==== Data lines ====

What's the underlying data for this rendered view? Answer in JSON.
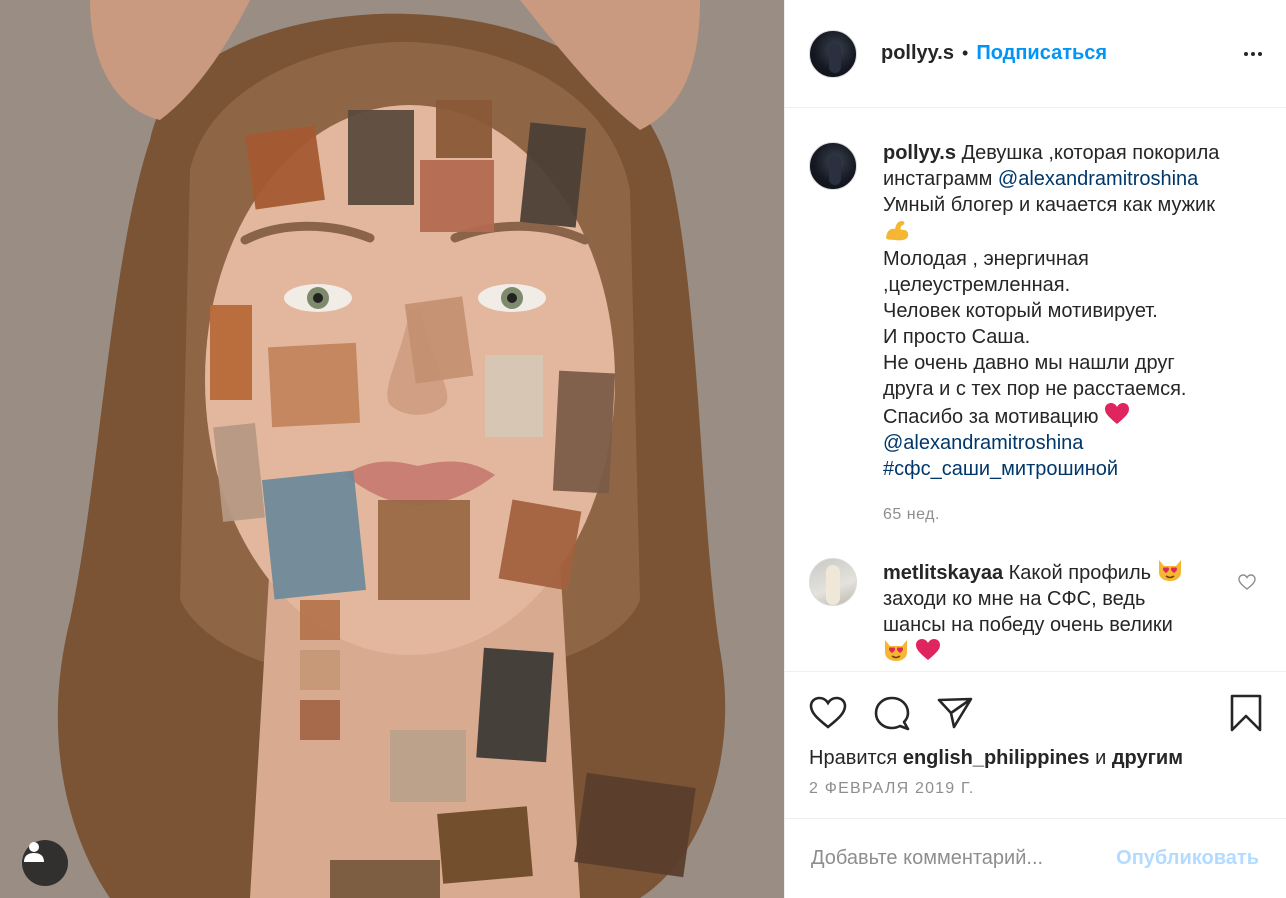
{
  "post": {
    "username": "pollyy.s",
    "follow_label": "Подписаться",
    "separator": "•"
  },
  "caption": {
    "username": "pollyy.s",
    "lines": [
      "Девушка ,которая покорила",
      "инстаграмм",
      "@alexandramitroshina",
      "Умный блогер и качается как мужик",
      "Молодая , энергичная",
      ",целеустремленная.",
      "Человек который мотивирует.",
      "И просто Саша.",
      "Не очень давно мы нашли друг",
      "друга и с тех пор не расстаемся.",
      "Спасибо за мотивацию",
      "@alexandramitroshina",
      "#сфс_саши_митрошиной"
    ],
    "time_ago": "65 нед."
  },
  "comment": {
    "username": "metlitskayaa",
    "line1": "Какой профиль",
    "line2": "заходи ко мне на СФС, ведь",
    "line3": "шансы на победу очень велики"
  },
  "likes": {
    "prefix": "Нравится",
    "user": "english_philippines",
    "conj": "и",
    "others": "другим"
  },
  "date": "2 ФЕВРАЛЯ 2019 Г.",
  "add_comment": {
    "placeholder": "Добавьте комментарий...",
    "post_label": "Опубликовать"
  },
  "icons": {
    "like": "heart-icon",
    "comment": "comment-icon",
    "share": "share-icon",
    "save": "bookmark-icon",
    "more": "more-icon",
    "tagged": "user-tag-icon"
  },
  "colors": {
    "link_blue": "#0095f6",
    "mention": "#00376b",
    "muted": "#8e8e8e",
    "post_disabled": "#b3dbff",
    "heart_red": "#e0245e"
  }
}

====

Problem ▸ Would you return the data exactly as written, without the pictures?

Task result ▸
What's the underlying data for this rendered view? Answer in JSON.
{
  "post": {
    "username": "pollyy.s",
    "follow_label": "Подписаться",
    "separator": "•"
  },
  "caption": {
    "username": "pollyy.s",
    "lines": [
      "Девушка ,которая покорила",
      "инстаграмм",
      "@alexandramitroshina",
      "Умный блогер и качается как мужик",
      "Молодая , энергичная",
      ",целеустремленная.",
      "Человек который мотивирует.",
      "И просто Саша.",
      "Не очень давно мы нашли друг",
      "друга и с тех пор не расстаемся.",
      "Спасибо за мотивацию",
      "@alexandramitroshina",
      "#сфс_саши_митрошиной"
    ],
    "time_ago": "65 нед."
  },
  "comment": {
    "username": "metlitskayaa",
    "line1": "Какой профиль",
    "line2": "заходи ко мне на СФС, ведь",
    "line3": "шансы на победу очень велики"
  },
  "likes": {
    "prefix": "Нравится",
    "user": "english_philippines",
    "conj": "и",
    "others": "другим"
  },
  "date": "2 ФЕВРАЛЯ 2019 Г.",
  "add_comment": {
    "placeholder": "Добавьте комментарий...",
    "post_label": "Опубликовать"
  },
  "icons": {
    "like": "heart-icon",
    "comment": "comment-icon",
    "share": "share-icon",
    "save": "bookmark-icon",
    "more": "more-icon",
    "tagged": "user-tag-icon"
  },
  "colors": {
    "link_blue": "#0095f6",
    "mention": "#00376b",
    "muted": "#8e8e8e",
    "post_disabled": "#b3dbff",
    "heart_red": "#e0245e"
  }
}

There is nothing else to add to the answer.